Goal: State only how many lines below include the string "Task".

Start of Material supplied

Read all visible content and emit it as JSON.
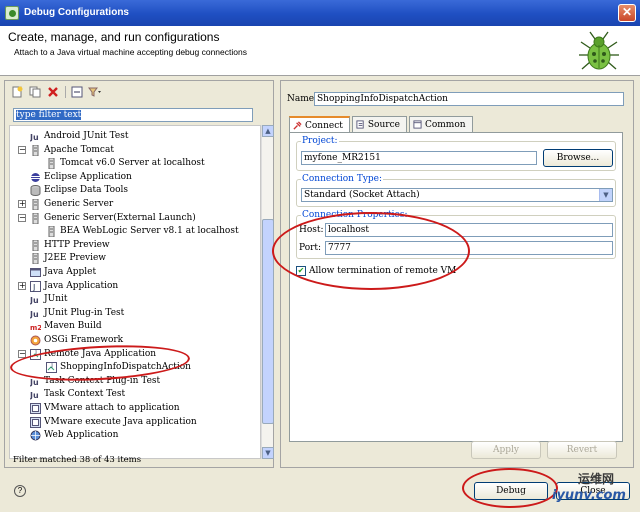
{
  "window": {
    "title": "Debug Configurations"
  },
  "header": {
    "title": "Create, manage, and run configurations",
    "description": "Attach to a Java virtual machine accepting debug connections"
  },
  "left": {
    "filter_text": "type filter text",
    "tree": [
      {
        "label": "Android JUnit Test",
        "level": 1,
        "icon": "junit-icon"
      },
      {
        "label": "Apache Tomcat",
        "level": 1,
        "expander": "−",
        "icon": "server-icon"
      },
      {
        "label": "Tomcat v6.0 Server at localhost",
        "level": 2,
        "icon": "server-icon"
      },
      {
        "label": "Eclipse Application",
        "level": 1,
        "icon": "eclipse-icon"
      },
      {
        "label": "Eclipse Data Tools",
        "level": 1,
        "icon": "database-icon"
      },
      {
        "label": "Generic Server",
        "level": 1,
        "expander": "+",
        "icon": "server-icon"
      },
      {
        "label": "Generic Server(External Launch)",
        "level": 1,
        "expander": "−",
        "icon": "server-icon"
      },
      {
        "label": "BEA WebLogic Server v8.1 at localhost",
        "level": 2,
        "icon": "server-icon"
      },
      {
        "label": "HTTP Preview",
        "level": 1,
        "icon": "server-icon"
      },
      {
        "label": "J2EE Preview",
        "level": 1,
        "icon": "server-icon"
      },
      {
        "label": "Java Applet",
        "level": 1,
        "icon": "applet-icon"
      },
      {
        "label": "Java Application",
        "level": 1,
        "expander": "+",
        "icon": "java-app-icon"
      },
      {
        "label": "JUnit",
        "level": 1,
        "icon": "junit-icon"
      },
      {
        "label": "JUnit Plug-in Test",
        "level": 1,
        "icon": "junit-icon"
      },
      {
        "label": "Maven Build",
        "level": 1,
        "icon": "maven-icon"
      },
      {
        "label": "OSGi Framework",
        "level": 1,
        "icon": "osgi-icon"
      },
      {
        "label": "Remote Java Application",
        "level": 1,
        "expander": "−",
        "icon": "remote-java-icon"
      },
      {
        "label": "ShoppingInfoDispatchAction",
        "level": 2,
        "icon": "remote-java-icon"
      },
      {
        "label": "Task Context Plug-in Test",
        "level": 1,
        "icon": "junit-icon"
      },
      {
        "label": "Task Context Test",
        "level": 1,
        "icon": "junit-icon"
      },
      {
        "label": "VMware attach to application",
        "level": 1,
        "icon": "vmware-icon"
      },
      {
        "label": "VMware execute Java application",
        "level": 1,
        "icon": "vmware-icon"
      },
      {
        "label": "Web Application",
        "level": 1,
        "icon": "web-app-icon"
      }
    ],
    "matched": "Filter matched 38 of 43 items"
  },
  "right": {
    "name_label": "Name:",
    "name_value": "ShoppingInfoDispatchAction",
    "tabs": [
      {
        "label": "Connect",
        "active": true
      },
      {
        "label": "Source",
        "active": false
      },
      {
        "label": "Common",
        "active": false
      }
    ],
    "project_label": "Project:",
    "project_value": "myfone_MR2151",
    "browse": "Browse...",
    "conn_type_label": "Connection Type:",
    "conn_type_value": "Standard (Socket Attach)",
    "conn_props_label": "Connection Properties:",
    "host_label": "Host:",
    "host_value": "localhost",
    "port_label": "Port:",
    "port_value": "7777",
    "allow_term": "Allow termination of remote VM",
    "allow_term_checked": true,
    "apply": "Apply",
    "revert": "Revert"
  },
  "footer": {
    "debug": "Debug",
    "close": "Close"
  },
  "watermark": {
    "line1": "运维网",
    "line2": "iyunv.com"
  },
  "colors": {
    "title_bar": "#1f4fc2",
    "annotation": "#cc1a1a",
    "group_title": "#0046d5"
  }
}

End of Material supplied

Answer in full: 2